» Exercise: Filter the listing below, copying every line in which the word "Relative" appears.

» Rows:
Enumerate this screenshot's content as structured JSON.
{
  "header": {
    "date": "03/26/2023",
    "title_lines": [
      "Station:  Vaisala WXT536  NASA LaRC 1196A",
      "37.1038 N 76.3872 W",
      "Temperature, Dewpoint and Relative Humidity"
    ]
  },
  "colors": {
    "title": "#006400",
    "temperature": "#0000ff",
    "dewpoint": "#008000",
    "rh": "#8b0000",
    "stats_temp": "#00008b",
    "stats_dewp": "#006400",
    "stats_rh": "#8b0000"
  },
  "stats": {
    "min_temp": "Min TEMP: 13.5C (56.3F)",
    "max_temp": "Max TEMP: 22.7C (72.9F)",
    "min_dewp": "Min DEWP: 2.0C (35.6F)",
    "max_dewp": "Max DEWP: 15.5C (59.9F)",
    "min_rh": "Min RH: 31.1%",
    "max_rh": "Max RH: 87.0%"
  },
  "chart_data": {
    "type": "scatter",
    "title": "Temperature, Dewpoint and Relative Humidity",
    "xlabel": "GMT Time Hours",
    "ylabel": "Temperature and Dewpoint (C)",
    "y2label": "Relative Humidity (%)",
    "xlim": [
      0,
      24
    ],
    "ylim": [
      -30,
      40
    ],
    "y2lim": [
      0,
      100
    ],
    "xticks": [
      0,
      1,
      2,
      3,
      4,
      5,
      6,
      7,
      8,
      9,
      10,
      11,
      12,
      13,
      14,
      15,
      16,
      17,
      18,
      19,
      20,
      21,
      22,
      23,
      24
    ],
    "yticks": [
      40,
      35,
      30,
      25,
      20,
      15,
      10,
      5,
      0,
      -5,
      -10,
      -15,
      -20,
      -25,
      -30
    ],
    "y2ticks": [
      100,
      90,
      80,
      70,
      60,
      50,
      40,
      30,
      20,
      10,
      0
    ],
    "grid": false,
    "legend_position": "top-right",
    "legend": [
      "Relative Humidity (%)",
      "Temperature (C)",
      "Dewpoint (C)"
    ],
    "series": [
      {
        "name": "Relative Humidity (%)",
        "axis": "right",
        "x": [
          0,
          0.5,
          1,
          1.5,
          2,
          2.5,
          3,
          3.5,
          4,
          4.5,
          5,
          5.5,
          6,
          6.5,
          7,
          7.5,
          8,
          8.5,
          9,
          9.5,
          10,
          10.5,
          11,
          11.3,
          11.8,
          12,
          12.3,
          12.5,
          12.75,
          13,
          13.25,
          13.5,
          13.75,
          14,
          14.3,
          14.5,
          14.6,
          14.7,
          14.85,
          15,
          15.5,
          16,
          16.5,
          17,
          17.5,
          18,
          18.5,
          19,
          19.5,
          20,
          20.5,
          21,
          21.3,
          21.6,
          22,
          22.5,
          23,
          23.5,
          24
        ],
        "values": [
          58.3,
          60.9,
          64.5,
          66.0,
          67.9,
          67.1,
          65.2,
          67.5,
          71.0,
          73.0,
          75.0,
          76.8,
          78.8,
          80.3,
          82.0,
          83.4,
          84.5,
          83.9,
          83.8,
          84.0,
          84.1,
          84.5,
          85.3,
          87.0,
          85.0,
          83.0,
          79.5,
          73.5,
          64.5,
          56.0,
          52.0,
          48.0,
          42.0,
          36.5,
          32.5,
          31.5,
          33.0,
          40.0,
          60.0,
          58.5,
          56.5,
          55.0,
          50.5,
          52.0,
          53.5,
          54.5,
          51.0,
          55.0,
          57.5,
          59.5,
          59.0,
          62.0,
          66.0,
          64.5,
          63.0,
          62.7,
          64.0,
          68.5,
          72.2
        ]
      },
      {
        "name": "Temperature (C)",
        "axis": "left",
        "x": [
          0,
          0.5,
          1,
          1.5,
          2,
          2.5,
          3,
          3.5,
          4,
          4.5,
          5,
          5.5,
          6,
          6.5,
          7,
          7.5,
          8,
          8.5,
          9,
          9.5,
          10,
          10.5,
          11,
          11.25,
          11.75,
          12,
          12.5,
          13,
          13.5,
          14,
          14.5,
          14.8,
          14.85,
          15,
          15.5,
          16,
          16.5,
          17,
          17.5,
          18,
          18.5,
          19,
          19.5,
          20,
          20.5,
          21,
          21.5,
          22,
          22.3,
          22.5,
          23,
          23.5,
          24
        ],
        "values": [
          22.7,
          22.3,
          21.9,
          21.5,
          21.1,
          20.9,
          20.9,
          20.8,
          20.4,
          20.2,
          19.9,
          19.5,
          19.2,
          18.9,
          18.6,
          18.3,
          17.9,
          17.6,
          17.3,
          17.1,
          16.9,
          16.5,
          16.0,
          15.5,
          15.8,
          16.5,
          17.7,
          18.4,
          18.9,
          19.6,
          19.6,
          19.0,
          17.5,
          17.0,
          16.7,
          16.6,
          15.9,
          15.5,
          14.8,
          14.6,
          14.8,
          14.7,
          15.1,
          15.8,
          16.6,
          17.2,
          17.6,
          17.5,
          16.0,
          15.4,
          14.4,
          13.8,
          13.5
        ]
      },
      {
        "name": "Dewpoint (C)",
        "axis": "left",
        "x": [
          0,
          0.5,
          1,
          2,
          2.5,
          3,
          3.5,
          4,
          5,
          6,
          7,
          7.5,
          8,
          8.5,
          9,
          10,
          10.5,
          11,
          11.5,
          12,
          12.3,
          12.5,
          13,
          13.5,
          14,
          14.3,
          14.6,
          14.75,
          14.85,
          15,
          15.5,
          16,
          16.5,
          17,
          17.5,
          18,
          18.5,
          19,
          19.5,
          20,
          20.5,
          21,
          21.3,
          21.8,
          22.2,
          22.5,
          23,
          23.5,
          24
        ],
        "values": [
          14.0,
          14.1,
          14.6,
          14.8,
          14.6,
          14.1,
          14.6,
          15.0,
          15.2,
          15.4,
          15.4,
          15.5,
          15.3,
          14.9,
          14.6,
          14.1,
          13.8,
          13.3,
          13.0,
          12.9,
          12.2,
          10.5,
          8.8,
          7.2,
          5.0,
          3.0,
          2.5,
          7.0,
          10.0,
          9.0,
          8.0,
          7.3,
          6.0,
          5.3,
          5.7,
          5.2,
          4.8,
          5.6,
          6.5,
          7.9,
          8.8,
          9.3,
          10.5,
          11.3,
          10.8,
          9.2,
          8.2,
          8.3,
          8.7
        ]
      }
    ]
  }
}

» Result of this exercise:
      "Temperature, Dewpoint and Relative Humidity"
    "title": "Temperature, Dewpoint and Relative Humidity",
    "y2label": "Relative Humidity (%)",
      "Relative Humidity (%)",
        "name": "Relative Humidity (%)",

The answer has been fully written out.